- _THE EXERCISE_:
Locate all lines with the word "Rainfall" and copy them out.

- _ENTRIES PROVIDED_:

-- begin --

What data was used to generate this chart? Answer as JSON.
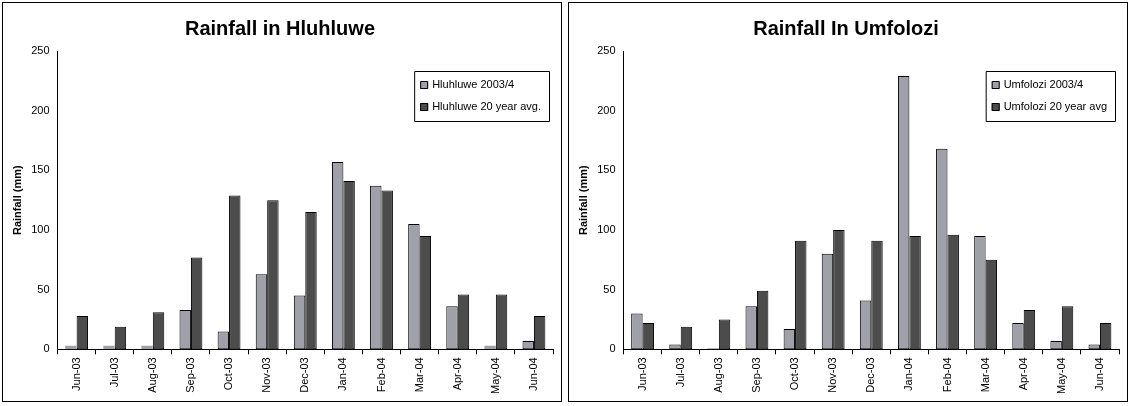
{
  "chart_data": [
    {
      "type": "bar",
      "title": "Rainfall in Hluhluwe",
      "ylabel": "Rainfall (mm)",
      "categories": [
        "Jun-03",
        "Jul-03",
        "Aug-03",
        "Sep-03",
        "Oct-03",
        "Nov-03",
        "Dec-03",
        "Jan-04",
        "Feb-04",
        "Mar-04",
        "Apr-04",
        "May-04",
        "Jun-04"
      ],
      "series": [
        {
          "name": "Hluhluwe 2003/4",
          "color": "#a0a0a8",
          "values": [
            3,
            3,
            3,
            33,
            15,
            63,
            45,
            157,
            137,
            105,
            36,
            3,
            7
          ]
        },
        {
          "name": "Hluhluwe 20 year avg.",
          "color": "#4c4c4c",
          "values": [
            28,
            19,
            31,
            77,
            129,
            125,
            115,
            141,
            133,
            95,
            46,
            46,
            28
          ]
        }
      ],
      "ylim": [
        0,
        250
      ],
      "yticks": [
        0,
        50,
        100,
        150,
        200,
        250
      ],
      "grid": false,
      "legend": "top right"
    },
    {
      "type": "bar",
      "title": "Rainfall In Umfolozi",
      "ylabel": "Rainfall (mm)",
      "categories": [
        "Jun-03",
        "Jul-03",
        "Aug-03",
        "Sep-03",
        "Oct-03",
        "Nov-03",
        "Dec-03",
        "Jan-04",
        "Feb-04",
        "Mar-04",
        "Apr-04",
        "May-04",
        "Jun-04"
      ],
      "series": [
        {
          "name": "Umfolozi 2003/4",
          "color": "#a0a0a8",
          "values": [
            30,
            4,
            1,
            36,
            17,
            80,
            41,
            229,
            168,
            95,
            22,
            7,
            4
          ]
        },
        {
          "name": "Umfolozi 20 year avg",
          "color": "#4c4c4c",
          "values": [
            22,
            19,
            25,
            49,
            91,
            100,
            91,
            95,
            96,
            75,
            33,
            36,
            22
          ]
        }
      ],
      "ylim": [
        0,
        250
      ],
      "yticks": [
        0,
        50,
        100,
        150,
        200,
        250
      ],
      "grid": false,
      "legend": "top right"
    }
  ]
}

-- end --

- _TASK ANSWER_:
      "title": "Rainfall in Hluhluwe",
      "ylabel": "Rainfall (mm)",
      "title": "Rainfall In Umfolozi",
      "ylabel": "Rainfall (mm)",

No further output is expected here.